_Goal of the exercise:_ Below is some material; transcribe all of it exactly.

_Records about charts and figures:_
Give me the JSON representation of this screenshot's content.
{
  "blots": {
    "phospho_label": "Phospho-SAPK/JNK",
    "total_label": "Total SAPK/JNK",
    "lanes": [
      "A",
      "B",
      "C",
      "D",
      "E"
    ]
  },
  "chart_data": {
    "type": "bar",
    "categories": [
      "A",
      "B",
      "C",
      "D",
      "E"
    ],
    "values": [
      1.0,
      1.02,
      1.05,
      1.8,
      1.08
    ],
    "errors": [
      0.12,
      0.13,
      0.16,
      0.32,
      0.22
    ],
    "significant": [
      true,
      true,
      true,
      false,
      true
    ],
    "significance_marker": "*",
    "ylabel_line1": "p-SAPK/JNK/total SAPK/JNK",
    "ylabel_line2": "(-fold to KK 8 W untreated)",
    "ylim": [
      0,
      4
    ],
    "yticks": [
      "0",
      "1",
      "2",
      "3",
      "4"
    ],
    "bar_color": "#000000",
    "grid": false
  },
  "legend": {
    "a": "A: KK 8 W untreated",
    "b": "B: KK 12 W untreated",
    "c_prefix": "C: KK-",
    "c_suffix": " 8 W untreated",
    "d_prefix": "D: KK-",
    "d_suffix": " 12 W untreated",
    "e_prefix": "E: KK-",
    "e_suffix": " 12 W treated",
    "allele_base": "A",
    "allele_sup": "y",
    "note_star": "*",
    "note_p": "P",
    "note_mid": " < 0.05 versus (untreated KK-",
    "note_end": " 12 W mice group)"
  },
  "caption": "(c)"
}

_Answer for the task:_
Give me the JSON representation of this screenshot's content.
{
  "blots": {
    "phospho_label": "Phospho-SAPK/JNK",
    "total_label": "Total SAPK/JNK",
    "lanes": [
      "A",
      "B",
      "C",
      "D",
      "E"
    ]
  },
  "chart_data": {
    "type": "bar",
    "categories": [
      "A",
      "B",
      "C",
      "D",
      "E"
    ],
    "values": [
      1.0,
      1.02,
      1.05,
      1.8,
      1.08
    ],
    "errors": [
      0.12,
      0.13,
      0.16,
      0.32,
      0.22
    ],
    "significant": [
      true,
      true,
      true,
      false,
      true
    ],
    "significance_marker": "*",
    "ylabel_line1": "p-SAPK/JNK/total SAPK/JNK",
    "ylabel_line2": "(-fold to KK 8 W untreated)",
    "ylim": [
      0,
      4
    ],
    "yticks": [
      "0",
      "1",
      "2",
      "3",
      "4"
    ],
    "bar_color": "#000000",
    "grid": false
  },
  "legend": {
    "a": "A: KK 8 W untreated",
    "b": "B: KK 12 W untreated",
    "c_prefix": "C: KK-",
    "c_suffix": " 8 W untreated",
    "d_prefix": "D: KK-",
    "d_suffix": " 12 W untreated",
    "e_prefix": "E: KK-",
    "e_suffix": " 12 W treated",
    "allele_base": "A",
    "allele_sup": "y",
    "note_star": "*",
    "note_p": "P",
    "note_mid": " < 0.05 versus (untreated KK-",
    "note_end": " 12 W mice group)"
  },
  "caption": "(c)"
}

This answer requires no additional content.